— Exercise material —
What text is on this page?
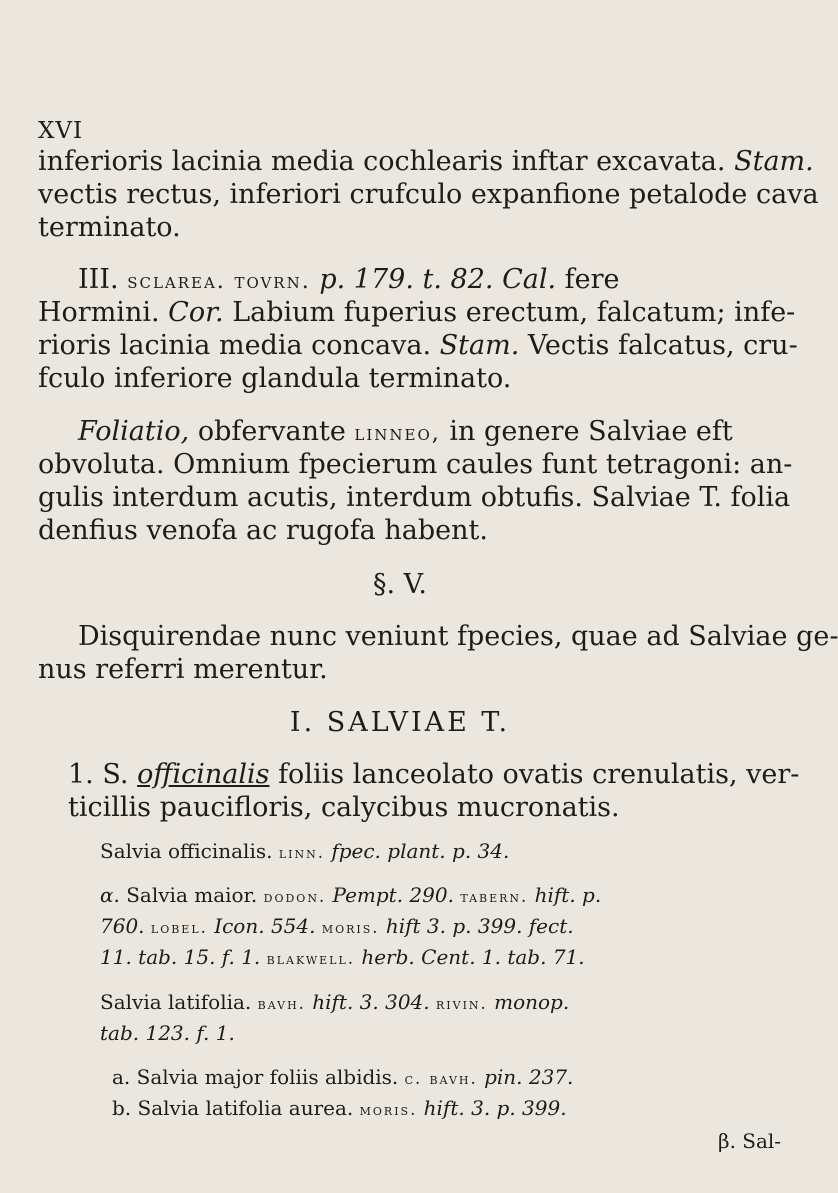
XVI
inferioris lacinia media cochlearis inftar excavata. Stam.
vectis rectus, inferiori crufculo expanfione petalode cava
terminato.
III. sclarea. tovrn. p. 179. t. 82. Cal. fere
Hormini. Cor. Labium fuperius erectum, falcatum; infe-
rioris lacinia media concava. Stam. Vectis falcatus, cru-
fculo inferiore glandula terminato.
Foliatio, obfervante linneo, in genere Salviae eft
obvoluta. Omnium fpecierum caules funt tetragoni: an-
gulis interdum acutis, interdum obtufis. Salviae T. folia
denfius venofa ac rugofa habent.
§. V.
Disquirendae nunc veniunt fpecies, quae ad Salviae ge-
nus referri merentur.
I. SALVIAE T.
1. S. officinalis foliis lanceolato ovatis crenulatis, ver-
ticillis paucifloris, calycibus mucronatis.
Salvia officinalis. linn. fpec. plant. p. 34.
α. Salvia maior. dodon. Pempt. 290. tabern. hift. p.
760. lobel. Icon. 554. moris. hift 3. p. 399. fect.
11. tab. 15. f. 1. blakwell. herb. Cent. 1. tab. 71.
Salvia latifolia. bavh. hift. 3. 304. rivin. monop.
tab. 123. f. 1.
a. Salvia major foliis albidis. c. bavh. pin. 237.
b. Salvia latifolia aurea. moris. hift. 3. p. 399.
β. Sal-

— Exercise objective —
Set down the records in full and exactly. Do not carry over any image.

— Exercise answer —
What text is on this page?
XVI
inferioris lacinia media cochlearis inftar excavata. Stam.
vectis rectus, inferiori crufculo expanfione petalode cava
terminato.
III. sclarea. tovrn. p. 179. t. 82. Cal. fere
Hormini. Cor. Labium fuperius erectum, falcatum; infe-
rioris lacinia media concava. Stam. Vectis falcatus, cru-
fculo inferiore glandula terminato.
Foliatio, obfervante linneo, in genere Salviae eft
obvoluta. Omnium fpecierum caules funt tetragoni: an-
gulis interdum acutis, interdum obtufis. Salviae T. folia
denfius venofa ac rugofa habent.
§. V.
Disquirendae nunc veniunt fpecies, quae ad Salviae ge-
nus referri merentur.
I. SALVIAE T.
1. S. officinalis foliis lanceolato ovatis crenulatis, ver-
ticillis paucifloris, calycibus mucronatis.
Salvia officinalis. linn. fpec. plant. p. 34.
α. Salvia maior. dodon. Pempt. 290. tabern. hift. p.
760. lobel. Icon. 554. moris. hift 3. p. 399. fect.
11. tab. 15. f. 1. blakwell. herb. Cent. 1. tab. 71.
Salvia latifolia. bavh. hift. 3. 304. rivin. monop.
tab. 123. f. 1.
a. Salvia major foliis albidis. c. bavh. pin. 237.
b. Salvia latifolia aurea. moris. hift. 3. p. 399.
β. Sal-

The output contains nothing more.